======== Available data

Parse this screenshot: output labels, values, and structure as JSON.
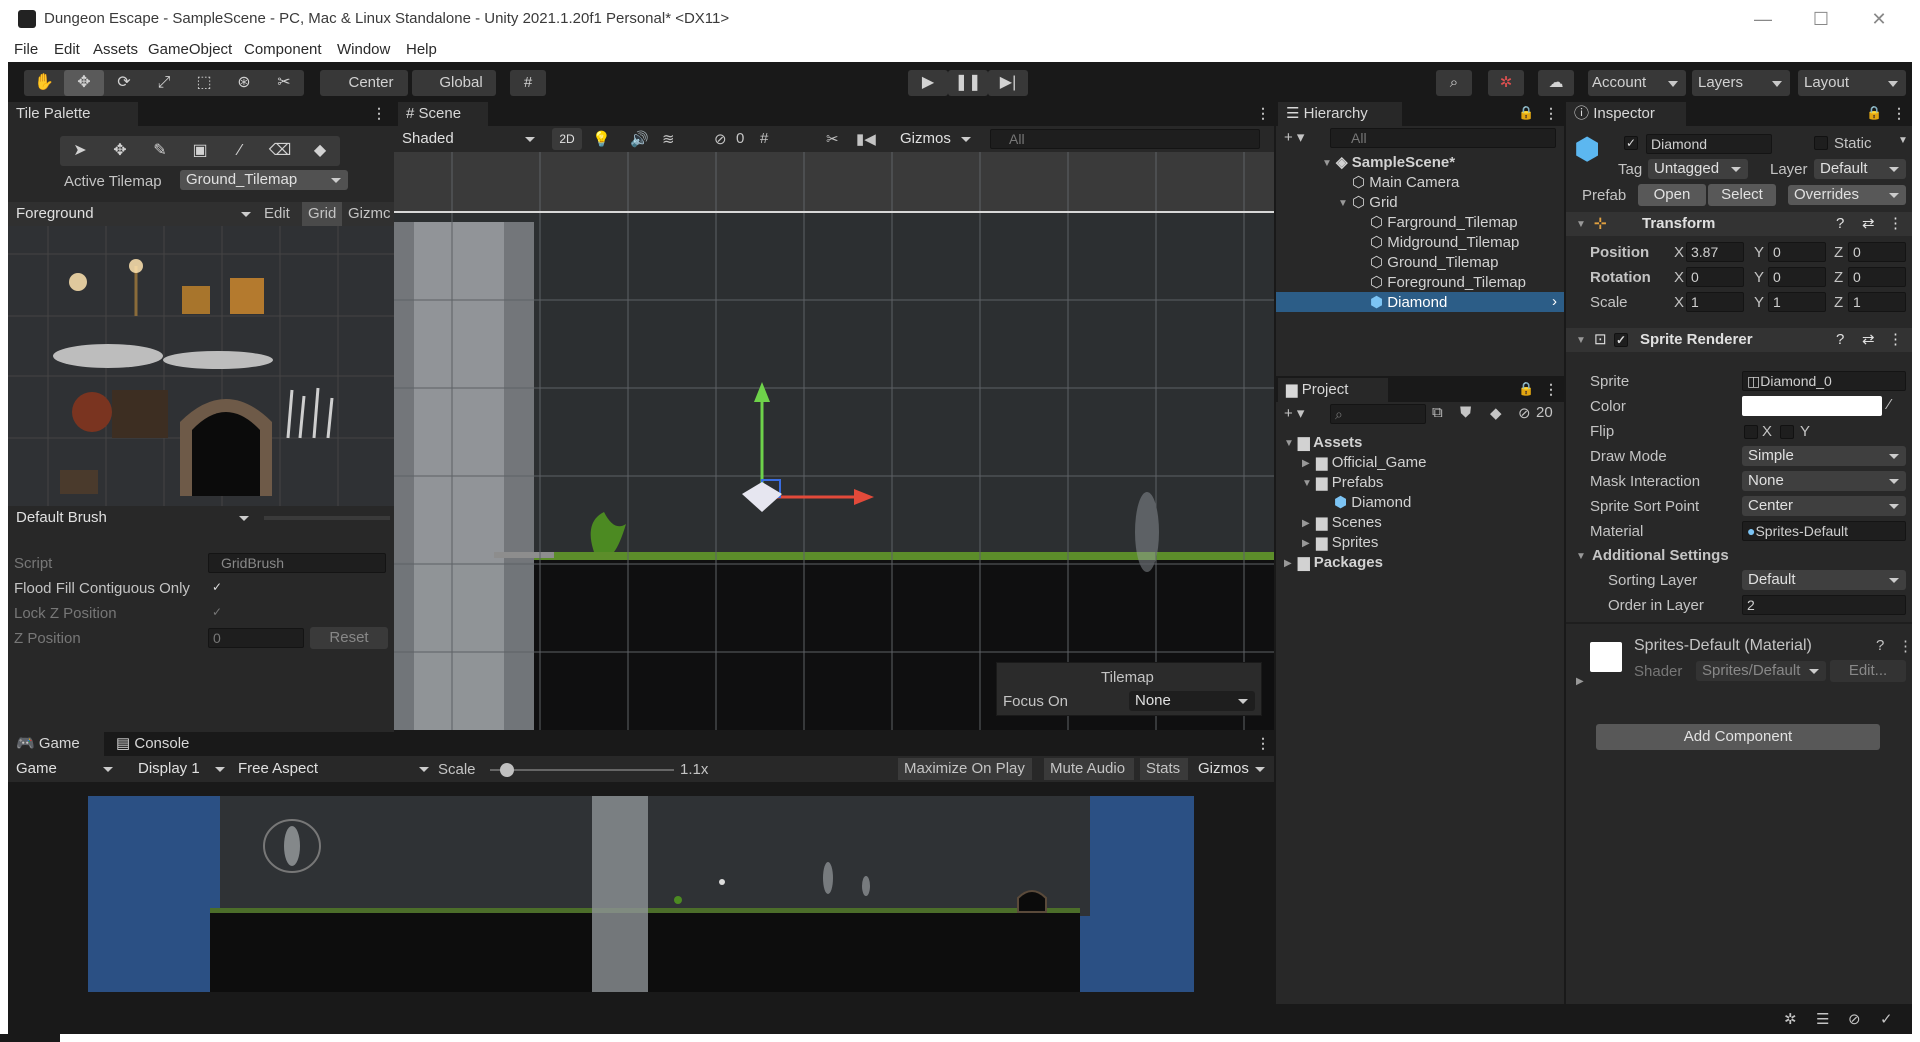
{
  "window": {
    "title": "Dungeon Escape - SampleScene - PC, Mac & Linux Standalone - Unity 2021.1.20f1 Personal* <DX11>",
    "minimize": "—",
    "maximize": "☐",
    "close": "✕"
  },
  "menu": [
    "File",
    "Edit",
    "Assets",
    "GameObject",
    "Component",
    "Window",
    "Help"
  ],
  "toolbar": {
    "pivot": "Center",
    "space": "Global",
    "account": "Account",
    "layers": "Layers",
    "layout": "Layout"
  },
  "tile_palette": {
    "tab": "Tile Palette",
    "active_tilemap_label": "Active Tilemap",
    "active_tilemap": "Ground_Tilemap",
    "palette": "Foreground",
    "edit": "Edit",
    "grid": "Grid",
    "gizmos": "Gizmc",
    "brush": "Default Brush",
    "script_label": "Script",
    "script_value": "GridBrush",
    "flood_label": "Flood Fill Contiguous Only",
    "lockz_label": "Lock Z Position",
    "zpos_label": "Z Position",
    "zpos_value": "0",
    "reset": "Reset"
  },
  "scene": {
    "tab": "Scene",
    "shading": "Shaded",
    "mode2d": "2D",
    "hidden_count": "0",
    "gizmos": "Gizmos",
    "search_placeholder": "All",
    "overlay_title": "Tilemap",
    "focus_label": "Focus On",
    "focus_value": "None"
  },
  "hierarchy": {
    "tab": "Hierarchy",
    "search_placeholder": "All",
    "items": {
      "scene": "SampleScene*",
      "camera": "Main Camera",
      "grid": "Grid",
      "farground": "Farground_Tilemap",
      "midground": "Midground_Tilemap",
      "ground": "Ground_Tilemap",
      "foreground": "Foreground_Tilemap",
      "diamond": "Diamond"
    }
  },
  "project": {
    "tab": "Project",
    "count": "20",
    "items": {
      "assets": "Assets",
      "official": "Official_Game",
      "prefabs": "Prefabs",
      "diamond": "Diamond",
      "scenes": "Scenes",
      "sprites": "Sprites",
      "packages": "Packages"
    }
  },
  "inspector": {
    "tab": "Inspector",
    "name": "Diamond",
    "static": "Static",
    "tag_label": "Tag",
    "tag": "Untagged",
    "layer_label": "Layer",
    "layer": "Default",
    "prefab_label": "Prefab",
    "open": "Open",
    "select": "Select",
    "overrides": "Overrides",
    "transform": {
      "title": "Transform",
      "position_label": "Position",
      "rotation_label": "Rotation",
      "scale_label": "Scale",
      "x": "X",
      "y": "Y",
      "z": "Z",
      "position": [
        "3.87",
        "0",
        "0"
      ],
      "rotation": [
        "0",
        "0",
        "0"
      ],
      "scale": [
        "1",
        "1",
        "1"
      ]
    },
    "sprite_renderer": {
      "title": "Sprite Renderer",
      "sprite_label": "Sprite",
      "sprite": "Diamond_0",
      "color_label": "Color",
      "flip_label": "Flip",
      "flip_x": "X",
      "flip_y": "Y",
      "draw_mode_label": "Draw Mode",
      "draw_mode": "Simple",
      "mask_label": "Mask Interaction",
      "mask": "None",
      "sort_point_label": "Sprite Sort Point",
      "sort_point": "Center",
      "material_label": "Material",
      "material": "Sprites-Default",
      "additional": "Additional Settings",
      "sorting_layer_label": "Sorting Layer",
      "sorting_layer": "Default",
      "order_label": "Order in Layer",
      "order": "2"
    },
    "material": {
      "title": "Sprites-Default (Material)",
      "shader_label": "Shader",
      "shader": "Sprites/Default",
      "edit": "Edit..."
    },
    "add_component": "Add Component"
  },
  "game": {
    "tab_game": "Game",
    "tab_console": "Console",
    "view": "Game",
    "display": "Display 1",
    "aspect": "Free Aspect",
    "scale_label": "Scale",
    "scale_value": "1.1x",
    "scale_level": 0.05,
    "maximize": "Maximize On Play",
    "mute": "Mute Audio",
    "stats": "Stats",
    "gizmos": "Gizmos"
  },
  "colors": {
    "selection": "#2c5d87",
    "panel": "#282828",
    "dark": "#191919",
    "sky": "#3a5a94"
  }
}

================

#### Exercise task:
In the entries above, locate every line with the word "SampleScene" and copy it.

#### Full answer:
    "title": "Dungeon Escape - SampleScene - PC, Mac & Linux Standalone - Unity 2021.1.20f1 Personal* <DX11>",
      "scene": "SampleScene*",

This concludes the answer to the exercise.